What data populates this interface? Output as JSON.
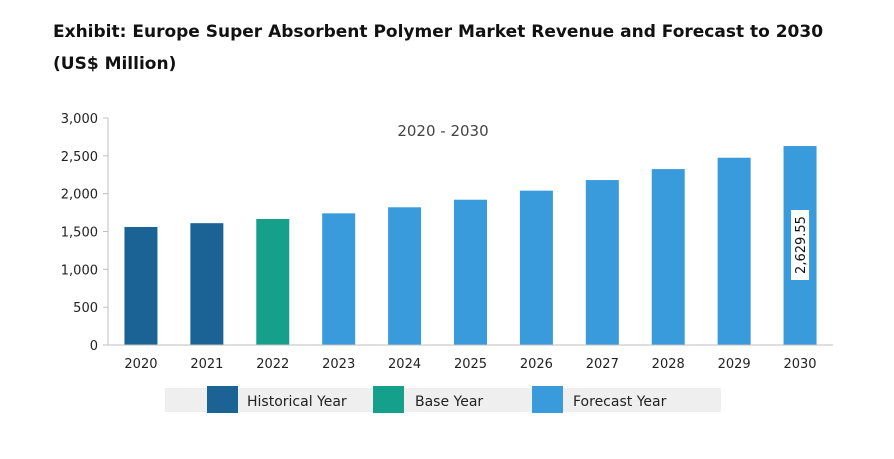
{
  "chart_data": {
    "type": "bar",
    "title": "Exhibit: Europe Super Absorbent Polymer Market Revenue and Forecast to 2030 (US$ Million)",
    "annotation": "2020 - 2030",
    "categories": [
      "2020",
      "2021",
      "2022",
      "2023",
      "2024",
      "2025",
      "2026",
      "2027",
      "2028",
      "2029",
      "2030"
    ],
    "values": [
      1560,
      1610,
      1665,
      1740,
      1820,
      1920,
      2040,
      2180,
      2325,
      2475,
      2629.55
    ],
    "bar_types": [
      "historical",
      "historical",
      "base",
      "forecast",
      "forecast",
      "forecast",
      "forecast",
      "forecast",
      "forecast",
      "forecast",
      "forecast"
    ],
    "ylim": [
      0,
      3000
    ],
    "yticks": [
      0,
      500,
      1000,
      1500,
      2000,
      2500,
      3000
    ],
    "ytick_labels": [
      "0",
      "500",
      "1,000",
      "1,500",
      "2,000",
      "2,500",
      "3,000"
    ],
    "data_label": {
      "index": 10,
      "text": "2,629.55"
    },
    "xlabel": "",
    "ylabel": "",
    "grid": false,
    "legend_position": "bottom",
    "legend": [
      {
        "key": "historical",
        "label": "Historical Year",
        "color": "#1b6394"
      },
      {
        "key": "base",
        "label": "Base Year",
        "color": "#14a08a"
      },
      {
        "key": "forecast",
        "label": "Forecast Year",
        "color": "#3a9bdc"
      }
    ]
  }
}
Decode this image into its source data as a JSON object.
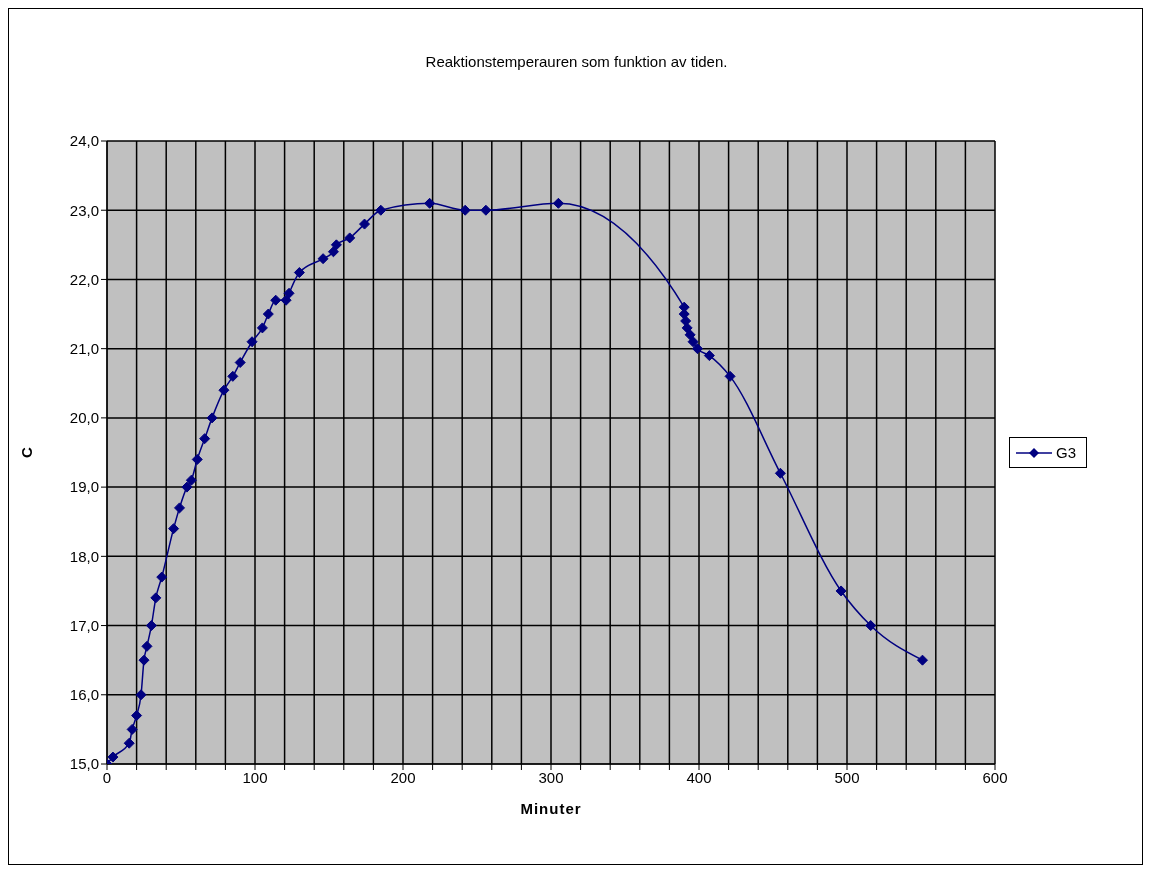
{
  "chart_data": {
    "type": "line",
    "title": "Reaktionstemperauren som  funktion av tiden.",
    "xlabel": "Minuter",
    "ylabel": "C",
    "x": [
      0,
      4,
      15,
      17,
      20,
      23,
      25,
      27,
      30,
      33,
      37,
      45,
      49,
      54,
      57,
      61,
      66,
      71,
      79,
      85,
      90,
      98,
      105,
      109,
      114,
      121,
      123,
      130,
      146,
      153,
      155,
      164,
      174,
      185,
      218,
      242,
      256,
      305,
      390,
      390,
      391,
      392,
      394,
      396,
      399,
      407,
      421,
      455,
      496,
      516,
      551
    ],
    "series": [
      {
        "name": "G3",
        "color": "#000080",
        "values": [
          15.0,
          15.1,
          15.3,
          15.5,
          15.7,
          16.0,
          16.5,
          16.7,
          17.0,
          17.4,
          17.7,
          18.4,
          18.7,
          19.0,
          19.1,
          19.4,
          19.7,
          20.0,
          20.4,
          20.6,
          20.8,
          21.1,
          21.3,
          21.5,
          21.7,
          21.7,
          21.8,
          22.1,
          22.3,
          22.4,
          22.5,
          22.6,
          22.8,
          23.0,
          23.1,
          23.0,
          23.0,
          23.1,
          21.6,
          21.5,
          21.4,
          21.3,
          21.2,
          21.1,
          21.0,
          20.9,
          20.6,
          19.2,
          17.5,
          17.0,
          16.5
        ]
      }
    ],
    "xlim": [
      0,
      600
    ],
    "xticks": [
      0,
      {
        "value": 20,
        "label": null
      },
      {
        "value": 40,
        "label": null
      },
      {
        "value": 60,
        "label": null
      },
      {
        "value": 80,
        "label": null
      },
      100,
      {
        "value": 120,
        "label": null
      },
      {
        "value": 140,
        "label": null
      },
      {
        "value": 160,
        "label": null
      },
      {
        "value": 180,
        "label": null
      },
      200,
      {
        "value": 220,
        "label": null
      },
      {
        "value": 240,
        "label": null
      },
      {
        "value": 260,
        "label": null
      },
      {
        "value": 280,
        "label": null
      },
      300,
      {
        "value": 320,
        "label": null
      },
      {
        "value": 340,
        "label": null
      },
      {
        "value": 360,
        "label": null
      },
      {
        "value": 380,
        "label": null
      },
      400,
      {
        "value": 420,
        "label": null
      },
      {
        "value": 440,
        "label": null
      },
      {
        "value": 460,
        "label": null
      },
      {
        "value": 480,
        "label": null
      },
      500,
      {
        "value": 520,
        "label": null
      },
      {
        "value": 540,
        "label": null
      },
      {
        "value": 560,
        "label": null
      },
      {
        "value": 580,
        "label": null
      },
      600
    ],
    "ylim": [
      15,
      24
    ],
    "yticks": [
      {
        "value": 15,
        "label": "15,0"
      },
      {
        "value": 16,
        "label": "16,0"
      },
      {
        "value": 17,
        "label": "17,0"
      },
      {
        "value": 18,
        "label": "18,0"
      },
      {
        "value": 19,
        "label": "19,0"
      },
      {
        "value": 20,
        "label": "20,0"
      },
      {
        "value": 21,
        "label": "21,0"
      },
      {
        "value": 22,
        "label": "22,0"
      },
      {
        "value": 23,
        "label": "23,0"
      },
      {
        "value": 24,
        "label": "24,0"
      }
    ],
    "grid": true,
    "legend": "right",
    "marker": "diamond",
    "line_style": "solid"
  }
}
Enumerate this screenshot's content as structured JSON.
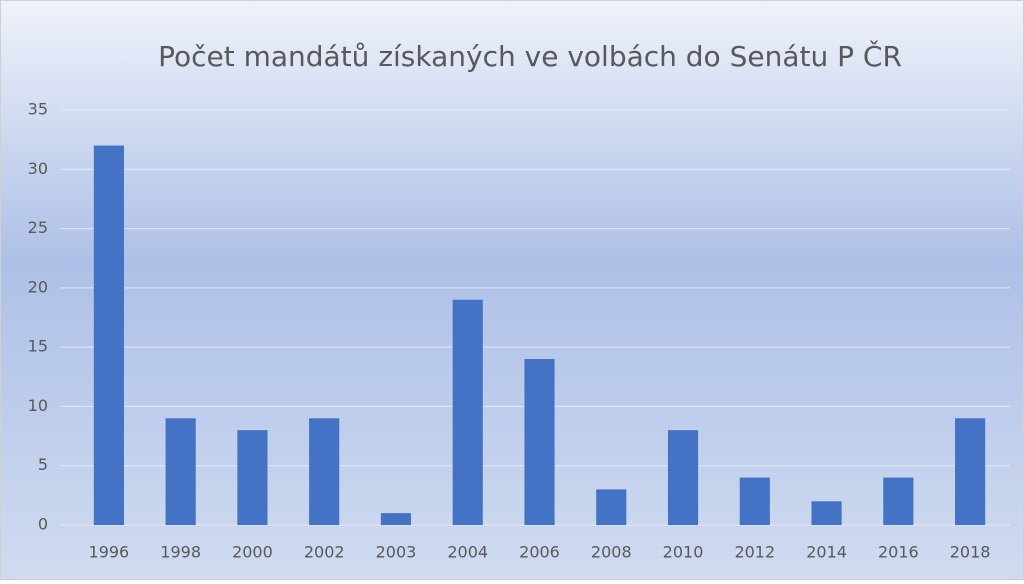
{
  "chart_data": {
    "type": "bar",
    "title": "Počet mandátů získaných ve volbách do Senátu P ČR",
    "categories": [
      "1996",
      "1998",
      "2000",
      "2002",
      "2003",
      "2004",
      "2006",
      "2008",
      "2010",
      "2012",
      "2014",
      "2016",
      "2018"
    ],
    "values": [
      32,
      9,
      8,
      9,
      1,
      19,
      14,
      3,
      8,
      4,
      2,
      4,
      9
    ],
    "color": "#4472c4",
    "ylim": [
      0,
      35
    ],
    "yticks": [
      0,
      5,
      10,
      15,
      20,
      25,
      30,
      35
    ],
    "grid": true
  }
}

=== TASK TO CARRY OUT ===
Write out the listing above exactly as it stands, pictures excluded.

=== SOLUTION ===
What data populates this interface? Output as JSON.
{
  "chart_data": {
    "type": "bar",
    "title": "Exhibit: Europe Super Absorbent Polymer Market Revenue and Forecast to 2030 (US$ Million)",
    "annotation": "2020 - 2030",
    "categories": [
      "2020",
      "2021",
      "2022",
      "2023",
      "2024",
      "2025",
      "2026",
      "2027",
      "2028",
      "2029",
      "2030"
    ],
    "values": [
      1560,
      1610,
      1665,
      1740,
      1820,
      1920,
      2040,
      2180,
      2325,
      2475,
      2629.55
    ],
    "bar_types": [
      "historical",
      "historical",
      "base",
      "forecast",
      "forecast",
      "forecast",
      "forecast",
      "forecast",
      "forecast",
      "forecast",
      "forecast"
    ],
    "ylim": [
      0,
      3000
    ],
    "yticks": [
      0,
      500,
      1000,
      1500,
      2000,
      2500,
      3000
    ],
    "ytick_labels": [
      "0",
      "500",
      "1,000",
      "1,500",
      "2,000",
      "2,500",
      "3,000"
    ],
    "data_label": {
      "index": 10,
      "text": "2,629.55"
    },
    "xlabel": "",
    "ylabel": "",
    "grid": false,
    "legend_position": "bottom",
    "legend": [
      {
        "key": "historical",
        "label": "Historical Year",
        "color": "#1b6394"
      },
      {
        "key": "base",
        "label": "Base Year",
        "color": "#14a08a"
      },
      {
        "key": "forecast",
        "label": "Forecast Year",
        "color": "#3a9bdc"
      }
    ]
  }
}
Decode this image into its source data as a JSON object.
{
  "chart_data": {
    "type": "line",
    "title": "Reaktionstemperauren som  funktion av tiden.",
    "xlabel": "Minuter",
    "ylabel": "C",
    "x": [
      0,
      4,
      15,
      17,
      20,
      23,
      25,
      27,
      30,
      33,
      37,
      45,
      49,
      54,
      57,
      61,
      66,
      71,
      79,
      85,
      90,
      98,
      105,
      109,
      114,
      121,
      123,
      130,
      146,
      153,
      155,
      164,
      174,
      185,
      218,
      242,
      256,
      305,
      390,
      390,
      391,
      392,
      394,
      396,
      399,
      407,
      421,
      455,
      496,
      516,
      551
    ],
    "series": [
      {
        "name": "G3",
        "color": "#000080",
        "values": [
          15.0,
          15.1,
          15.3,
          15.5,
          15.7,
          16.0,
          16.5,
          16.7,
          17.0,
          17.4,
          17.7,
          18.4,
          18.7,
          19.0,
          19.1,
          19.4,
          19.7,
          20.0,
          20.4,
          20.6,
          20.8,
          21.1,
          21.3,
          21.5,
          21.7,
          21.7,
          21.8,
          22.1,
          22.3,
          22.4,
          22.5,
          22.6,
          22.8,
          23.0,
          23.1,
          23.0,
          23.0,
          23.1,
          21.6,
          21.5,
          21.4,
          21.3,
          21.2,
          21.1,
          21.0,
          20.9,
          20.6,
          19.2,
          17.5,
          17.0,
          16.5
        ]
      }
    ],
    "xlim": [
      0,
      600
    ],
    "xticks": [
      0,
      {
        "value": 20,
        "label": null
      },
      {
        "value": 40,
        "label": null
      },
      {
        "value": 60,
        "label": null
      },
      {
        "value": 80,
        "label": null
      },
      100,
      {
        "value": 120,
        "label": null
      },
      {
        "value": 140,
        "label": null
      },
      {
        "value": 160,
        "label": null
      },
      {
        "value": 180,
        "label": null
      },
      200,
      {
        "value": 220,
        "label": null
      },
      {
        "value": 240,
        "label": null
      },
      {
        "value": 260,
        "label": null
      },
      {
        "value": 280,
        "label": null
      },
      300,
      {
        "value": 320,
        "label": null
      },
      {
        "value": 340,
        "label": null
      },
      {
        "value": 360,
        "label": null
      },
      {
        "value": 380,
        "label": null
      },
      400,
      {
        "value": 420,
        "label": null
      },
      {
        "value": 440,
        "label": null
      },
      {
        "value": 460,
        "label": null
      },
      {
        "value": 480,
        "label": null
      },
      500,
      {
        "value": 520,
        "label": null
      },
      {
        "value": 540,
        "label": null
      },
      {
        "value": 560,
        "label": null
      },
      {
        "value": 580,
        "label": null
      },
      600
    ],
    "ylim": [
      15,
      24
    ],
    "yticks": [
      {
        "value": 15,
        "label": "15,0"
      },
      {
        "value": 16,
        "label": "16,0"
      },
      {
        "value": 17,
        "label": "17,0"
      },
      {
        "value": 18,
        "label": "18,0"
      },
      {
        "value": 19,
        "label": "19,0"
      },
      {
        "value": 20,
        "label": "20,0"
      },
      {
        "value": 21,
        "label": "21,0"
      },
      {
        "value": 22,
        "label": "22,0"
      },
      {
        "value": 23,
        "label": "23,0"
      },
      {
        "value": 24,
        "label": "24,0"
      }
    ],
    "grid": true,
    "legend": "right",
    "marker": "diamond",
    "line_style": "solid"
  }
}
Enumerate this screenshot's content as structured JSON.
{
  "chart_data": {
    "type": "bar",
    "title": "Počet mandátů získaných ve volbách do Senátu P ČR",
    "categories": [
      "1996",
      "1998",
      "2000",
      "2002",
      "2003",
      "2004",
      "2006",
      "2008",
      "2010",
      "2012",
      "2014",
      "2016",
      "2018"
    ],
    "values": [
      32,
      9,
      8,
      9,
      1,
      19,
      14,
      3,
      8,
      4,
      2,
      4,
      9
    ],
    "color": "#4472c4",
    "ylim": [
      0,
      35
    ],
    "yticks": [
      0,
      5,
      10,
      15,
      20,
      25,
      30,
      35
    ],
    "grid": true
  }
}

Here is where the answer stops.